**Dataset entries:**
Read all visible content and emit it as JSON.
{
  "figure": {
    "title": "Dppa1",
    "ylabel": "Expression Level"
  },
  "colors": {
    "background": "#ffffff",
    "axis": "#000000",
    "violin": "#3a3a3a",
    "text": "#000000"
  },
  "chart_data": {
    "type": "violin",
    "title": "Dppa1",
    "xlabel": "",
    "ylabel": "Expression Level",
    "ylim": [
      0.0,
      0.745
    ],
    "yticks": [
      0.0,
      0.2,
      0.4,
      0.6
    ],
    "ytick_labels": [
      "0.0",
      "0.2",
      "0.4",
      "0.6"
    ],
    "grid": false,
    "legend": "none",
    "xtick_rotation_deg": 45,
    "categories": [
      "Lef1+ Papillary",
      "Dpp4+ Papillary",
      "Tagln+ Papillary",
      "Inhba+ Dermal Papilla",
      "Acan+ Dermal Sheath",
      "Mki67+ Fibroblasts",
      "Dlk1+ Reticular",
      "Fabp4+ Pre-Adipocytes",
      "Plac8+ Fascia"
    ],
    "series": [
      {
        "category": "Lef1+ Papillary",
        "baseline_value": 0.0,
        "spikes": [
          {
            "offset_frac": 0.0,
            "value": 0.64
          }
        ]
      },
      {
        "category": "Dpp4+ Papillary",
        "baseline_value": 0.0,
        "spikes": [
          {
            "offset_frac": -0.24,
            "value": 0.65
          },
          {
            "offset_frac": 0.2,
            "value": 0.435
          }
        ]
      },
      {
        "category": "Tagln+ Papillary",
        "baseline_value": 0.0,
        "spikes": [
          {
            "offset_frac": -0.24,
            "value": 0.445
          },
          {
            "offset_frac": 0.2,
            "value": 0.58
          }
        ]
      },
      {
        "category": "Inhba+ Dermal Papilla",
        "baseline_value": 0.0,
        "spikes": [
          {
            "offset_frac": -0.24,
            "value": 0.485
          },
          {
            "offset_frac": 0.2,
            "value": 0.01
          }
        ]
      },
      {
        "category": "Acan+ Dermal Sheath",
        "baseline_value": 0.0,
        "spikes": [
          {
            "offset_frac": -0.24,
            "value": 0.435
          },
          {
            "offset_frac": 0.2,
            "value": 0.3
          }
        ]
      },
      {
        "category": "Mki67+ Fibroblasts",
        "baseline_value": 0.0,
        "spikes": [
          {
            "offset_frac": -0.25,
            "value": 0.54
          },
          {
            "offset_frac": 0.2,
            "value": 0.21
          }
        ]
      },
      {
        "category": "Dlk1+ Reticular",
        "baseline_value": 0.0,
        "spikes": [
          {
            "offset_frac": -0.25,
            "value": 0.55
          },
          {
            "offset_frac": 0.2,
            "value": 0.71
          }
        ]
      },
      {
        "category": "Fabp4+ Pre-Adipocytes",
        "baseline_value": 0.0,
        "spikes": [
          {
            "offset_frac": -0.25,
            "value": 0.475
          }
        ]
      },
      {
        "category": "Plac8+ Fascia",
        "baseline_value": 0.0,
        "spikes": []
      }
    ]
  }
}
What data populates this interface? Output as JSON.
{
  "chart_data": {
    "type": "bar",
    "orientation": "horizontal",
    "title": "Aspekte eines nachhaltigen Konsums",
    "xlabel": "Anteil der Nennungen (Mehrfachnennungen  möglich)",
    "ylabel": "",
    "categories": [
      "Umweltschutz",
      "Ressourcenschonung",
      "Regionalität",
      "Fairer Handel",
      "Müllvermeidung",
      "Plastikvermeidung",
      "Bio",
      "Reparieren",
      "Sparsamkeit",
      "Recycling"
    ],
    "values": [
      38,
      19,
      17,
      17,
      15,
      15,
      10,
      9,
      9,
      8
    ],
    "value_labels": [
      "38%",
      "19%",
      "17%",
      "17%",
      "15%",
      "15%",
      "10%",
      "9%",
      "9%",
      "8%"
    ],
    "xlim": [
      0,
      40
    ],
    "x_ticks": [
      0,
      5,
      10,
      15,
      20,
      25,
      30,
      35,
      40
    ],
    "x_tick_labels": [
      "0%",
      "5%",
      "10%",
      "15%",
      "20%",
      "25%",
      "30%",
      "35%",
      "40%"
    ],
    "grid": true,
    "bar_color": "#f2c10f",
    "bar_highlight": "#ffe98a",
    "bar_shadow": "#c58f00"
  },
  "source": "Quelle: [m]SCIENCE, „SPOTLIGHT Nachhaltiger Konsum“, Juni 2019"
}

**The request:** Write an exact transcription of every entry above.

**Solution for this problem:**
Read all visible content and emit it as JSON.
{
  "figure": {
    "title": "Dppa1",
    "ylabel": "Expression Level"
  },
  "colors": {
    "background": "#ffffff",
    "axis": "#000000",
    "violin": "#3a3a3a",
    "text": "#000000"
  },
  "chart_data": {
    "type": "violin",
    "title": "Dppa1",
    "xlabel": "",
    "ylabel": "Expression Level",
    "ylim": [
      0.0,
      0.745
    ],
    "yticks": [
      0.0,
      0.2,
      0.4,
      0.6
    ],
    "ytick_labels": [
      "0.0",
      "0.2",
      "0.4",
      "0.6"
    ],
    "grid": false,
    "legend": "none",
    "xtick_rotation_deg": 45,
    "categories": [
      "Lef1+ Papillary",
      "Dpp4+ Papillary",
      "Tagln+ Papillary",
      "Inhba+ Dermal Papilla",
      "Acan+ Dermal Sheath",
      "Mki67+ Fibroblasts",
      "Dlk1+ Reticular",
      "Fabp4+ Pre-Adipocytes",
      "Plac8+ Fascia"
    ],
    "series": [
      {
        "category": "Lef1+ Papillary",
        "baseline_value": 0.0,
        "spikes": [
          {
            "offset_frac": 0.0,
            "value": 0.64
          }
        ]
      },
      {
        "category": "Dpp4+ Papillary",
        "baseline_value": 0.0,
        "spikes": [
          {
            "offset_frac": -0.24,
            "value": 0.65
          },
          {
            "offset_frac": 0.2,
            "value": 0.435
          }
        ]
      },
      {
        "category": "Tagln+ Papillary",
        "baseline_value": 0.0,
        "spikes": [
          {
            "offset_frac": -0.24,
            "value": 0.445
          },
          {
            "offset_frac": 0.2,
            "value": 0.58
          }
        ]
      },
      {
        "category": "Inhba+ Dermal Papilla",
        "baseline_value": 0.0,
        "spikes": [
          {
            "offset_frac": -0.24,
            "value": 0.485
          },
          {
            "offset_frac": 0.2,
            "value": 0.01
          }
        ]
      },
      {
        "category": "Acan+ Dermal Sheath",
        "baseline_value": 0.0,
        "spikes": [
          {
            "offset_frac": -0.24,
            "value": 0.435
          },
          {
            "offset_frac": 0.2,
            "value": 0.3
          }
        ]
      },
      {
        "category": "Mki67+ Fibroblasts",
        "baseline_value": 0.0,
        "spikes": [
          {
            "offset_frac": -0.25,
            "value": 0.54
          },
          {
            "offset_frac": 0.2,
            "value": 0.21
          }
        ]
      },
      {
        "category": "Dlk1+ Reticular",
        "baseline_value": 0.0,
        "spikes": [
          {
            "offset_frac": -0.25,
            "value": 0.55
          },
          {
            "offset_frac": 0.2,
            "value": 0.71
          }
        ]
      },
      {
        "category": "Fabp4+ Pre-Adipocytes",
        "baseline_value": 0.0,
        "spikes": [
          {
            "offset_frac": -0.25,
            "value": 0.475
          }
        ]
      },
      {
        "category": "Plac8+ Fascia",
        "baseline_value": 0.0,
        "spikes": []
      }
    ]
  }
}
What data populates this interface? Output as JSON.
{
  "chart_data": {
    "type": "bar",
    "orientation": "horizontal",
    "title": "Aspekte eines nachhaltigen Konsums",
    "xlabel": "Anteil der Nennungen (Mehrfachnennungen  möglich)",
    "ylabel": "",
    "categories": [
      "Umweltschutz",
      "Ressourcenschonung",
      "Regionalität",
      "Fairer Handel",
      "Müllvermeidung",
      "Plastikvermeidung",
      "Bio",
      "Reparieren",
      "Sparsamkeit",
      "Recycling"
    ],
    "values": [
      38,
      19,
      17,
      17,
      15,
      15,
      10,
      9,
      9,
      8
    ],
    "value_labels": [
      "38%",
      "19%",
      "17%",
      "17%",
      "15%",
      "15%",
      "10%",
      "9%",
      "9%",
      "8%"
    ],
    "xlim": [
      0,
      40
    ],
    "x_ticks": [
      0,
      5,
      10,
      15,
      20,
      25,
      30,
      35,
      40
    ],
    "x_tick_labels": [
      "0%",
      "5%",
      "10%",
      "15%",
      "20%",
      "25%",
      "30%",
      "35%",
      "40%"
    ],
    "grid": true,
    "bar_color": "#f2c10f",
    "bar_highlight": "#ffe98a",
    "bar_shadow": "#c58f00"
  },
  "source": "Quelle: [m]SCIENCE, „SPOTLIGHT Nachhaltiger Konsum“, Juni 2019"
}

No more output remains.